§ THE REQUEST
Without the pictures, reproduce the records that follow exactly.

Stored records:
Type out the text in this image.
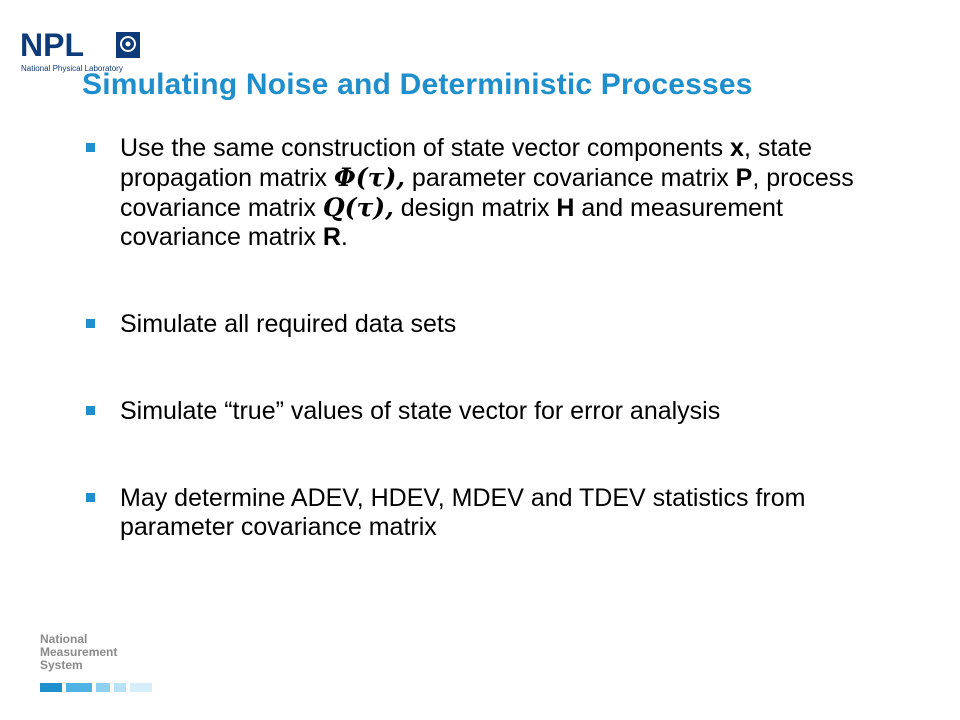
NPL
National Physical Laboratory
Simulating Noise and Deterministic Processes
Use the same construction of state vector components x, state propagation matrix Φ(τ), parameter covariance matrix P, process covariance matrix Q(τ), design matrix H and measurement covariance matrix R.
Simulate all required data sets
Simulate “true” values of state vector for error analysis
May determine ADEV, HDEV, MDEV and TDEV statistics from parameter covariance matrix
National
Measurement
System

§ CORRECT RESULT
Type out the text in this image.
NPL
National Physical Laboratory
Simulating Noise and Deterministic Processes
Use the same construction of state vector components x, state propagation matrix Φ(τ), parameter covariance matrix P, process covariance matrix Q(τ), design matrix H and measurement covariance matrix R.
Simulate all required data sets
Simulate “true” values of state vector for error analysis
May determine ADEV, HDEV, MDEV and TDEV statistics from parameter covariance matrix
National
Measurement
System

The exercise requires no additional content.